- Problem description
How many lines in the records below contain the word "name"? Give only the number.

- Given data

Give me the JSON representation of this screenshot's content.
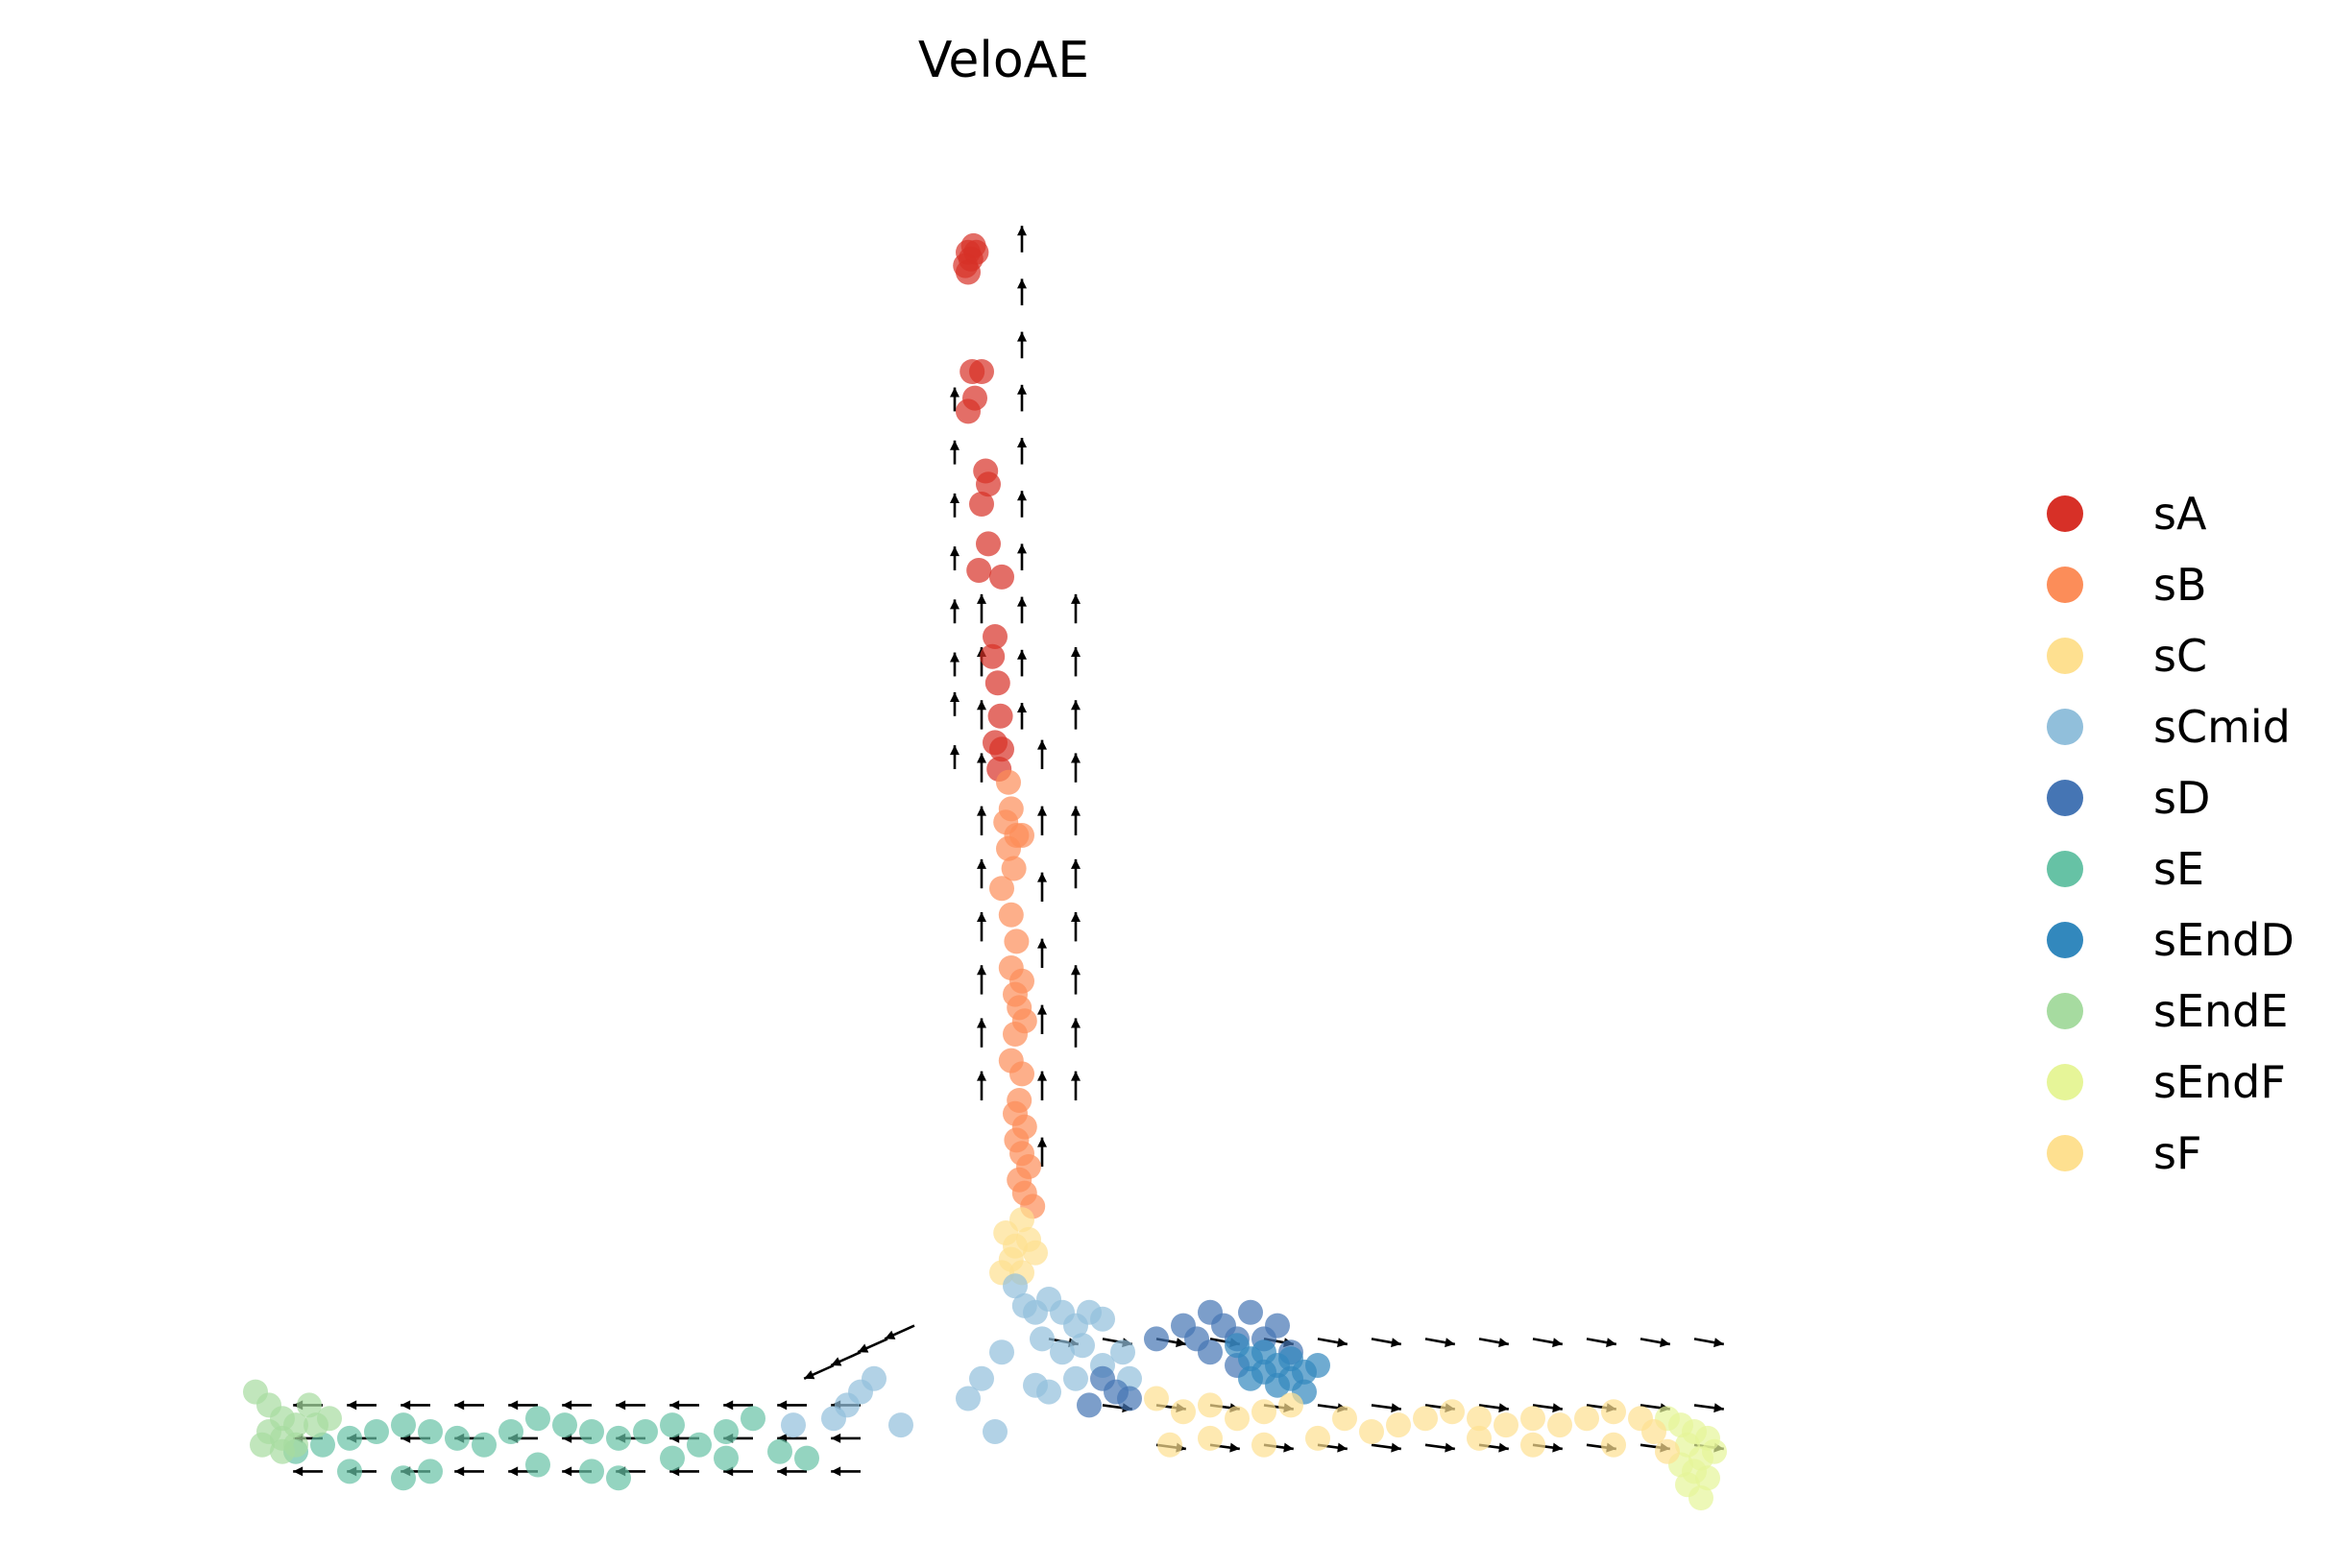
{
  "chart_data": {
    "type": "scatter",
    "title": "VeloAE",
    "xlabel": "",
    "ylabel": "",
    "axes_visible": false,
    "grid": false,
    "legend_position": "right",
    "xlim": [
      -0.1,
      1.2
    ],
    "ylim": [
      0,
      1.0
    ],
    "series": [
      {
        "name": "sA",
        "color": "#d73027",
        "points": [
          [
            0.52,
            0.94
          ],
          [
            0.522,
            0.935
          ],
          [
            0.524,
            0.945
          ],
          [
            0.518,
            0.93
          ],
          [
            0.526,
            0.94
          ],
          [
            0.52,
            0.925
          ],
          [
            0.523,
            0.85
          ],
          [
            0.53,
            0.85
          ],
          [
            0.525,
            0.83
          ],
          [
            0.52,
            0.82
          ],
          [
            0.533,
            0.775
          ],
          [
            0.535,
            0.765
          ],
          [
            0.53,
            0.75
          ],
          [
            0.535,
            0.72
          ],
          [
            0.528,
            0.7
          ],
          [
            0.545,
            0.695
          ],
          [
            0.54,
            0.65
          ],
          [
            0.538,
            0.635
          ],
          [
            0.542,
            0.615
          ],
          [
            0.544,
            0.59
          ],
          [
            0.54,
            0.57
          ],
          [
            0.545,
            0.565
          ],
          [
            0.543,
            0.55
          ]
        ]
      },
      {
        "name": "sB",
        "color": "#fc8d59",
        "points": [
          [
            0.55,
            0.54
          ],
          [
            0.552,
            0.52
          ],
          [
            0.548,
            0.51
          ],
          [
            0.556,
            0.5
          ],
          [
            0.55,
            0.49
          ],
          [
            0.554,
            0.475
          ],
          [
            0.56,
            0.5
          ],
          [
            0.545,
            0.46
          ],
          [
            0.552,
            0.44
          ],
          [
            0.556,
            0.42
          ],
          [
            0.552,
            0.4
          ],
          [
            0.56,
            0.39
          ],
          [
            0.555,
            0.38
          ],
          [
            0.558,
            0.37
          ],
          [
            0.562,
            0.36
          ],
          [
            0.555,
            0.35
          ],
          [
            0.552,
            0.33
          ],
          [
            0.56,
            0.32
          ],
          [
            0.558,
            0.3
          ],
          [
            0.555,
            0.29
          ],
          [
            0.562,
            0.28
          ],
          [
            0.556,
            0.27
          ],
          [
            0.56,
            0.26
          ],
          [
            0.565,
            0.25
          ],
          [
            0.558,
            0.24
          ],
          [
            0.562,
            0.23
          ],
          [
            0.568,
            0.22
          ]
        ]
      },
      {
        "name": "sC",
        "color": "#fee090",
        "points": [
          [
            0.548,
            0.2
          ],
          [
            0.555,
            0.19
          ],
          [
            0.56,
            0.21
          ],
          [
            0.552,
            0.18
          ],
          [
            0.565,
            0.195
          ],
          [
            0.57,
            0.185
          ],
          [
            0.545,
            0.17
          ],
          [
            0.56,
            0.17
          ]
        ]
      },
      {
        "name": "sCmid",
        "color": "#91bfdb",
        "points": [
          [
            0.555,
            0.16
          ],
          [
            0.562,
            0.145
          ],
          [
            0.57,
            0.14
          ],
          [
            0.58,
            0.15
          ],
          [
            0.59,
            0.14
          ],
          [
            0.6,
            0.13
          ],
          [
            0.61,
            0.14
          ],
          [
            0.62,
            0.135
          ],
          [
            0.575,
            0.12
          ],
          [
            0.59,
            0.11
          ],
          [
            0.605,
            0.115
          ],
          [
            0.62,
            0.1
          ],
          [
            0.635,
            0.11
          ],
          [
            0.545,
            0.11
          ],
          [
            0.53,
            0.09
          ],
          [
            0.57,
            0.085
          ],
          [
            0.58,
            0.08
          ],
          [
            0.6,
            0.09
          ],
          [
            0.52,
            0.075
          ],
          [
            0.54,
            0.05
          ],
          [
            0.45,
            0.09
          ],
          [
            0.44,
            0.08
          ],
          [
            0.42,
            0.06
          ],
          [
            0.43,
            0.07
          ],
          [
            0.47,
            0.055
          ],
          [
            0.39,
            0.055
          ],
          [
            0.64,
            0.09
          ]
        ]
      },
      {
        "name": "sD",
        "color": "#4575b4",
        "points": [
          [
            0.62,
            0.09
          ],
          [
            0.63,
            0.08
          ],
          [
            0.64,
            0.075
          ],
          [
            0.61,
            0.07
          ],
          [
            0.66,
            0.12
          ],
          [
            0.68,
            0.13
          ],
          [
            0.69,
            0.12
          ],
          [
            0.7,
            0.14
          ],
          [
            0.71,
            0.13
          ],
          [
            0.72,
            0.12
          ],
          [
            0.73,
            0.14
          ],
          [
            0.7,
            0.11
          ],
          [
            0.72,
            0.1
          ],
          [
            0.74,
            0.12
          ],
          [
            0.75,
            0.13
          ],
          [
            0.76,
            0.11
          ]
        ]
      },
      {
        "name": "sE",
        "color": "#66c2a5",
        "points": [
          [
            0.02,
            0.035
          ],
          [
            0.04,
            0.04
          ],
          [
            0.06,
            0.045
          ],
          [
            0.08,
            0.05
          ],
          [
            0.1,
            0.055
          ],
          [
            0.12,
            0.05
          ],
          [
            0.14,
            0.045
          ],
          [
            0.16,
            0.04
          ],
          [
            0.18,
            0.05
          ],
          [
            0.2,
            0.06
          ],
          [
            0.22,
            0.055
          ],
          [
            0.24,
            0.05
          ],
          [
            0.26,
            0.045
          ],
          [
            0.28,
            0.05
          ],
          [
            0.3,
            0.055
          ],
          [
            0.32,
            0.04
          ],
          [
            0.34,
            0.05
          ],
          [
            0.36,
            0.06
          ],
          [
            0.06,
            0.02
          ],
          [
            0.1,
            0.015
          ],
          [
            0.12,
            0.02
          ],
          [
            0.2,
            0.025
          ],
          [
            0.24,
            0.02
          ],
          [
            0.26,
            0.015
          ],
          [
            0.3,
            0.03
          ],
          [
            0.34,
            0.03
          ],
          [
            0.38,
            0.035
          ],
          [
            0.4,
            0.03
          ]
        ]
      },
      {
        "name": "sEndD",
        "color": "#3288bd",
        "points": [
          [
            0.72,
            0.115
          ],
          [
            0.73,
            0.105
          ],
          [
            0.74,
            0.11
          ],
          [
            0.75,
            0.1
          ],
          [
            0.76,
            0.105
          ],
          [
            0.77,
            0.095
          ],
          [
            0.78,
            0.1
          ],
          [
            0.75,
            0.085
          ],
          [
            0.76,
            0.09
          ],
          [
            0.77,
            0.08
          ],
          [
            0.73,
            0.09
          ],
          [
            0.74,
            0.095
          ]
        ]
      },
      {
        "name": "sEndE",
        "color": "#a6dba0",
        "points": [
          [
            -0.01,
            0.08
          ],
          [
            0.0,
            0.07
          ],
          [
            0.01,
            0.06
          ],
          [
            0.02,
            0.055
          ],
          [
            0.0,
            0.05
          ],
          [
            0.01,
            0.045
          ],
          [
            0.02,
            0.04
          ],
          [
            -0.005,
            0.04
          ],
          [
            0.01,
            0.035
          ],
          [
            0.03,
            0.07
          ],
          [
            0.035,
            0.055
          ],
          [
            0.045,
            0.06
          ]
        ]
      },
      {
        "name": "sEndF",
        "color": "#e6f598",
        "points": [
          [
            1.04,
            0.06
          ],
          [
            1.05,
            0.055
          ],
          [
            1.06,
            0.05
          ],
          [
            1.055,
            0.04
          ],
          [
            1.07,
            0.045
          ],
          [
            1.075,
            0.035
          ],
          [
            1.065,
            0.03
          ],
          [
            1.05,
            0.025
          ],
          [
            1.06,
            0.02
          ],
          [
            1.07,
            0.015
          ],
          [
            1.055,
            0.01
          ],
          [
            1.065,
            0.0
          ]
        ]
      },
      {
        "name": "sF",
        "color": "#fee090",
        "points": [
          [
            0.66,
            0.075
          ],
          [
            0.68,
            0.065
          ],
          [
            0.7,
            0.07
          ],
          [
            0.72,
            0.06
          ],
          [
            0.74,
            0.065
          ],
          [
            0.76,
            0.07
          ],
          [
            0.8,
            0.06
          ],
          [
            0.84,
            0.055
          ],
          [
            0.86,
            0.06
          ],
          [
            0.88,
            0.065
          ],
          [
            0.9,
            0.06
          ],
          [
            0.92,
            0.055
          ],
          [
            0.94,
            0.06
          ],
          [
            0.96,
            0.055
          ],
          [
            0.98,
            0.06
          ],
          [
            1.0,
            0.065
          ],
          [
            1.02,
            0.06
          ],
          [
            0.67,
            0.04
          ],
          [
            0.7,
            0.045
          ],
          [
            0.74,
            0.04
          ],
          [
            0.78,
            0.045
          ],
          [
            0.82,
            0.05
          ],
          [
            0.9,
            0.045
          ],
          [
            0.94,
            0.04
          ],
          [
            1.0,
            0.04
          ],
          [
            1.03,
            0.05
          ],
          [
            1.04,
            0.035
          ]
        ]
      }
    ],
    "velocity_arrows": [
      {
        "region": "stem-left",
        "x": [
          0.51,
          0.51,
          0.51,
          0.51,
          0.51,
          0.51,
          0.51,
          0.51
        ],
        "y": [
          0.55,
          0.59,
          0.62,
          0.66,
          0.7,
          0.74,
          0.78,
          0.82
        ],
        "dx": 0,
        "dy": 0.018
      },
      {
        "region": "stem-right",
        "x": [
          0.56,
          0.56,
          0.56,
          0.56,
          0.56,
          0.56,
          0.56,
          0.56,
          0.56,
          0.56
        ],
        "y": [
          0.58,
          0.62,
          0.66,
          0.7,
          0.74,
          0.78,
          0.82,
          0.86,
          0.9,
          0.94
        ],
        "dx": 0,
        "dy": 0.02
      },
      {
        "region": "stem-lower",
        "x": [
          0.575,
          0.575,
          0.575,
          0.575,
          0.575,
          0.575,
          0.575
        ],
        "y": [
          0.25,
          0.3,
          0.35,
          0.4,
          0.45,
          0.5,
          0.55
        ],
        "dx": 0,
        "dy": 0.022
      },
      {
        "region": "stem-outer",
        "x": [
          0.6,
          0.6,
          0.6,
          0.6,
          0.6,
          0.6,
          0.6,
          0.6,
          0.6,
          0.6
        ],
        "y": [
          0.3,
          0.34,
          0.38,
          0.42,
          0.46,
          0.5,
          0.54,
          0.58,
          0.62,
          0.66
        ],
        "dx": 0,
        "dy": 0.022
      },
      {
        "region": "stem-column",
        "x": [
          0.53,
          0.53,
          0.53,
          0.53,
          0.53,
          0.53,
          0.53,
          0.53,
          0.53,
          0.53
        ],
        "y": [
          0.3,
          0.34,
          0.38,
          0.42,
          0.46,
          0.5,
          0.54,
          0.58,
          0.62,
          0.66
        ],
        "dx": 0,
        "dy": 0.022
      },
      {
        "region": "right-branch",
        "x": [
          0.58,
          0.62,
          0.66,
          0.7,
          0.74,
          0.78,
          0.82,
          0.86,
          0.9,
          0.94,
          0.98,
          1.02,
          1.06
        ],
        "y": [
          0.12,
          0.12,
          0.12,
          0.12,
          0.12,
          0.12,
          0.12,
          0.12,
          0.12,
          0.12,
          0.12,
          0.12,
          0.12
        ],
        "dx": 0.022,
        "dy": -0.004
      },
      {
        "region": "right-branch-2",
        "x": [
          0.62,
          0.66,
          0.7,
          0.74,
          0.78,
          0.82,
          0.86,
          0.9,
          0.94,
          0.98,
          1.02,
          1.06
        ],
        "y": [
          0.07,
          0.07,
          0.07,
          0.07,
          0.07,
          0.07,
          0.07,
          0.07,
          0.07,
          0.07,
          0.07,
          0.07
        ],
        "dx": 0.022,
        "dy": -0.003
      },
      {
        "region": "right-branch-3",
        "x": [
          0.66,
          0.7,
          0.74,
          0.78,
          0.82,
          0.86,
          0.9,
          0.94,
          0.98,
          1.02,
          1.06
        ],
        "y": [
          0.04,
          0.04,
          0.04,
          0.04,
          0.04,
          0.04,
          0.04,
          0.04,
          0.04,
          0.04,
          0.04
        ],
        "dx": 0.022,
        "dy": -0.003
      },
      {
        "region": "left-branch",
        "x": [
          0.04,
          0.08,
          0.12,
          0.16,
          0.2,
          0.24,
          0.28,
          0.32,
          0.36,
          0.4,
          0.44
        ],
        "y": [
          0.07,
          0.07,
          0.07,
          0.07,
          0.07,
          0.07,
          0.07,
          0.07,
          0.07,
          0.07,
          0.07
        ],
        "dx": -0.022,
        "dy": 0.0
      },
      {
        "region": "left-branch-2",
        "x": [
          0.04,
          0.08,
          0.12,
          0.16,
          0.2,
          0.24,
          0.28,
          0.32,
          0.36,
          0.4,
          0.44
        ],
        "y": [
          0.045,
          0.045,
          0.045,
          0.045,
          0.045,
          0.045,
          0.045,
          0.045,
          0.045,
          0.045,
          0.045
        ],
        "dx": -0.022,
        "dy": 0.0
      },
      {
        "region": "left-branch-3",
        "x": [
          0.04,
          0.08,
          0.12,
          0.16,
          0.2,
          0.24,
          0.28,
          0.32,
          0.36,
          0.4,
          0.44
        ],
        "y": [
          0.02,
          0.02,
          0.02,
          0.02,
          0.02,
          0.02,
          0.02,
          0.02,
          0.02,
          0.02,
          0.02
        ],
        "dx": -0.022,
        "dy": 0.0
      },
      {
        "region": "junction-left",
        "x": [
          0.42,
          0.44,
          0.46,
          0.48
        ],
        "y": [
          0.1,
          0.11,
          0.12,
          0.13
        ],
        "dx": -0.022,
        "dy": -0.01
      }
    ]
  }
}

- Exercise result
10